■ **CHALLENGE**:
Identify and copy all lines of the material where the string "example" is found.
--- --- ---
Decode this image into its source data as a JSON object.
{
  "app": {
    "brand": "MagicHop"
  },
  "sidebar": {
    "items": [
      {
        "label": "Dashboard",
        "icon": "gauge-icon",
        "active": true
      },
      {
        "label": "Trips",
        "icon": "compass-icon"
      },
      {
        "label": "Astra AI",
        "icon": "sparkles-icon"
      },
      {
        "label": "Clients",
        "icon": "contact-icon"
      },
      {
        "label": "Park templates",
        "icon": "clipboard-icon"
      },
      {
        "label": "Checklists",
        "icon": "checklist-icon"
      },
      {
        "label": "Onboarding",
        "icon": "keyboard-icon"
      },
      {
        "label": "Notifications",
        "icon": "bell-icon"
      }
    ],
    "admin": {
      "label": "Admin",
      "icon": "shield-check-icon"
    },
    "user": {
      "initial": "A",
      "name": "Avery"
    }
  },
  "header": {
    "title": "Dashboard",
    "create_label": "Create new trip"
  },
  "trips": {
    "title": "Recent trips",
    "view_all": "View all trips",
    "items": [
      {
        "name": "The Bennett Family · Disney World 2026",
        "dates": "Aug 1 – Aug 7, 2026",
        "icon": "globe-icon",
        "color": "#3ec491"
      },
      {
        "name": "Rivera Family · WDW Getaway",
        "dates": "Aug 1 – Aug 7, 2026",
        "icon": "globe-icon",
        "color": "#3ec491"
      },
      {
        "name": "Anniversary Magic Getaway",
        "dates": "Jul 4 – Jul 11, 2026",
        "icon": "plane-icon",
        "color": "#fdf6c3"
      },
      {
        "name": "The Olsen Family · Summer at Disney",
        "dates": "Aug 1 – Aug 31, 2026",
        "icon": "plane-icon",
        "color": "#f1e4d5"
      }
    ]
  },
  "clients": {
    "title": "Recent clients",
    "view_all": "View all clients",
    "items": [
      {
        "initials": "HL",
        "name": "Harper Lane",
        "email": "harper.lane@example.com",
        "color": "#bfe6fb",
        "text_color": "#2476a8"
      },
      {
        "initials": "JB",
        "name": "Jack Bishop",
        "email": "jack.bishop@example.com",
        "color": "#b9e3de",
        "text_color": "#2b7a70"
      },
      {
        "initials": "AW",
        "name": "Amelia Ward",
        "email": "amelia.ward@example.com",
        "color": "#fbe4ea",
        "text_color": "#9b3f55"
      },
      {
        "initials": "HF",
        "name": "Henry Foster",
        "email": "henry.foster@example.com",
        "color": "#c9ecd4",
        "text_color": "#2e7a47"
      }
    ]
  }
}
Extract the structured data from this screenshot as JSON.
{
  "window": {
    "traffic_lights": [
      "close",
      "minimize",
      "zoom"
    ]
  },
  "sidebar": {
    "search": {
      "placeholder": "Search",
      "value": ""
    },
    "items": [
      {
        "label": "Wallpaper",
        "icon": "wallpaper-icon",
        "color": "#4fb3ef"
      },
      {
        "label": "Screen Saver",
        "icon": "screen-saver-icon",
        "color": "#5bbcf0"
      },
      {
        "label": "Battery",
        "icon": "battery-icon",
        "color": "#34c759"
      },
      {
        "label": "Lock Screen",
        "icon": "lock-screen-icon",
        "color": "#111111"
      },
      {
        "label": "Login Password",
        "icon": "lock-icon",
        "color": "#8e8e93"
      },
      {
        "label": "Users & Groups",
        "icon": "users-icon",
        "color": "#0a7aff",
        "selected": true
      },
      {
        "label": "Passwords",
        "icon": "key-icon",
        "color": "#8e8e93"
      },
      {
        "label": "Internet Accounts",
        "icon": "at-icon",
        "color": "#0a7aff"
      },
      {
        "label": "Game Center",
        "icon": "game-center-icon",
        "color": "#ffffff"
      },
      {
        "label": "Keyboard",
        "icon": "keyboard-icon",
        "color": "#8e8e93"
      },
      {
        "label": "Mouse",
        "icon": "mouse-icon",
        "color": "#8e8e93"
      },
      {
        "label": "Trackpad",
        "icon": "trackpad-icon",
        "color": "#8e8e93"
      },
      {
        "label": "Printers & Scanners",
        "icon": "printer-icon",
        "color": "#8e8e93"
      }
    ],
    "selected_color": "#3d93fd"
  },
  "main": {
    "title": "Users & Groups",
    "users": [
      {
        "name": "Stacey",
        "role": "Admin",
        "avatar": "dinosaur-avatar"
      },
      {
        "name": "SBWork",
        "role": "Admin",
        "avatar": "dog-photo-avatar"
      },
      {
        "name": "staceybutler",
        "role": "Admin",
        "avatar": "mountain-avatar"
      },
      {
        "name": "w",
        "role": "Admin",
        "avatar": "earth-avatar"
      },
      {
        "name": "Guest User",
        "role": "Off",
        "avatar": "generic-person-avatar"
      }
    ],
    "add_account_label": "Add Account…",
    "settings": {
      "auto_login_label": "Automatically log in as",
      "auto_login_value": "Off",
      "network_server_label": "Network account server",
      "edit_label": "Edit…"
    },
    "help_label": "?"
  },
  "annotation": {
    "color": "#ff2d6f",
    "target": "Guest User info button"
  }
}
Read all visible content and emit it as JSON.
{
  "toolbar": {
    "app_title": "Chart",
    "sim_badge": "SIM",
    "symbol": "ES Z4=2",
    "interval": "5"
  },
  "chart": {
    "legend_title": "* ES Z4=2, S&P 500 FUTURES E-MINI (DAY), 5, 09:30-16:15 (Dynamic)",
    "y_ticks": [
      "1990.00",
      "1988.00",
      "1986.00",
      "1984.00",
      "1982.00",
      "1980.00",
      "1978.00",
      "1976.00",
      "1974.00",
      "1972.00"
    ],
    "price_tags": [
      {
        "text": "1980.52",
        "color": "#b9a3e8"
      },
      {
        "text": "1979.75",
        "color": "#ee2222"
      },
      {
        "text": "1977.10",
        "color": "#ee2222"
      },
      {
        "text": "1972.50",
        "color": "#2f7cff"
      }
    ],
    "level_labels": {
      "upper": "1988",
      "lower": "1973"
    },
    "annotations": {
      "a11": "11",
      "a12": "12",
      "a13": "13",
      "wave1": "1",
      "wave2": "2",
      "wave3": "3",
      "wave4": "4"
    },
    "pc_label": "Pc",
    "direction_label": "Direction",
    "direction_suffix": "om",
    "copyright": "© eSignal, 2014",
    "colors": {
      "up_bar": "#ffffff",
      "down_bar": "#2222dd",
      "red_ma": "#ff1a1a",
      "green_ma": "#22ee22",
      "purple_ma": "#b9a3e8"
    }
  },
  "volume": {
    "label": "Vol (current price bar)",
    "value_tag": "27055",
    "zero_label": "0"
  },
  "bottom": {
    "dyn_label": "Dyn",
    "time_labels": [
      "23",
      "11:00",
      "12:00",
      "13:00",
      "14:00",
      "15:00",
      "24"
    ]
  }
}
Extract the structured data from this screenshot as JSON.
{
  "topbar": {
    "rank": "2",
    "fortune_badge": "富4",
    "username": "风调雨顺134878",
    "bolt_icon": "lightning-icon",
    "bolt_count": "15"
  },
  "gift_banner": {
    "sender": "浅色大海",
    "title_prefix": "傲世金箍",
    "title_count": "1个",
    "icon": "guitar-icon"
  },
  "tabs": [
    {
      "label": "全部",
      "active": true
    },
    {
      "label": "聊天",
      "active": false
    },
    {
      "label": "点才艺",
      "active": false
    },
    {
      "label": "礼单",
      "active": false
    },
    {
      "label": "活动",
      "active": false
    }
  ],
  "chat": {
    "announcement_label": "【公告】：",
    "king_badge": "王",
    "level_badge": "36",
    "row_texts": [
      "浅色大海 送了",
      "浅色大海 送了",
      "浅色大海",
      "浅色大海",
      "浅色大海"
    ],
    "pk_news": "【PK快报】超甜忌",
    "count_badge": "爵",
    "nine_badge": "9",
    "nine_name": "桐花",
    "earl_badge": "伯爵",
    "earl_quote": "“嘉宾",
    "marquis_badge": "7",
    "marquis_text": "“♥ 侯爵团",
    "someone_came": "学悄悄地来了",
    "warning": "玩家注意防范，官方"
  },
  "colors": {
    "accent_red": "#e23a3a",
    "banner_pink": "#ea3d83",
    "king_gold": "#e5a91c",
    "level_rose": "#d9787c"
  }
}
--- --- ---
■ **SOLUTION TO THIS PROBLEM**:
        "email": "harper.lane@example.com",
        "email": "jack.bishop@example.com",
        "email": "amelia.ward@example.com",
        "email": "henry.foster@example.com",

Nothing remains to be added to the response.